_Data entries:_
****************************************
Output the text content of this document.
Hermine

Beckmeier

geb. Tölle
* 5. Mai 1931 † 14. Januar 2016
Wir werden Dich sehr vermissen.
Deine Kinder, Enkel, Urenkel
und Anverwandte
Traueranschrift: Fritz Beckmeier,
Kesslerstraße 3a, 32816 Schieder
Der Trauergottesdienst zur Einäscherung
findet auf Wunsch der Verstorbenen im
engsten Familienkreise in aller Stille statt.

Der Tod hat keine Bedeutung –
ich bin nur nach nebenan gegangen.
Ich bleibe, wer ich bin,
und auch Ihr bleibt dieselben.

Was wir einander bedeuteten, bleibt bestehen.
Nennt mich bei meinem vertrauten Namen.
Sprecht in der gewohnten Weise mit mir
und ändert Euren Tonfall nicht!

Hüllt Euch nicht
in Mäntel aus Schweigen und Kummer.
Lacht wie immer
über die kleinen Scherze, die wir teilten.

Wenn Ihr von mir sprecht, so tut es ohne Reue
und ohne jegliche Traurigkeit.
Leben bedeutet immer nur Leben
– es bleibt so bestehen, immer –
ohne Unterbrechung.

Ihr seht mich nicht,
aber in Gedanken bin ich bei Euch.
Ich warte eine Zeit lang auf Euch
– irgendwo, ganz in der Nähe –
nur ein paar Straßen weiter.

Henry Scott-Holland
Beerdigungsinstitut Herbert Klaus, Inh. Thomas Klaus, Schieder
****************************************
_Given request:_ Would you give the material above again, complete and exact?

_Solution:_
Output the text content of this document.
Hermine

Beckmeier

geb. Tölle
* 5. Mai 1931 † 14. Januar 2016
Wir werden Dich sehr vermissen.
Deine Kinder, Enkel, Urenkel
und Anverwandte
Traueranschrift: Fritz Beckmeier,
Kesslerstraße 3a, 32816 Schieder
Der Trauergottesdienst zur Einäscherung
findet auf Wunsch der Verstorbenen im
engsten Familienkreise in aller Stille statt.

Der Tod hat keine Bedeutung –
ich bin nur nach nebenan gegangen.
Ich bleibe, wer ich bin,
und auch Ihr bleibt dieselben.

Was wir einander bedeuteten, bleibt bestehen.
Nennt mich bei meinem vertrauten Namen.
Sprecht in der gewohnten Weise mit mir
und ändert Euren Tonfall nicht!

Hüllt Euch nicht
in Mäntel aus Schweigen und Kummer.
Lacht wie immer
über die kleinen Scherze, die wir teilten.

Wenn Ihr von mir sprecht, so tut es ohne Reue
und ohne jegliche Traurigkeit.
Leben bedeutet immer nur Leben
– es bleibt so bestehen, immer –
ohne Unterbrechung.

Ihr seht mich nicht,
aber in Gedanken bin ich bei Euch.
Ich warte eine Zeit lang auf Euch
– irgendwo, ganz in der Nähe –
nur ein paar Straßen weiter.

Henry Scott-Holland
Beerdigungsinstitut Herbert Klaus, Inh. Thomas Klaus, Schieder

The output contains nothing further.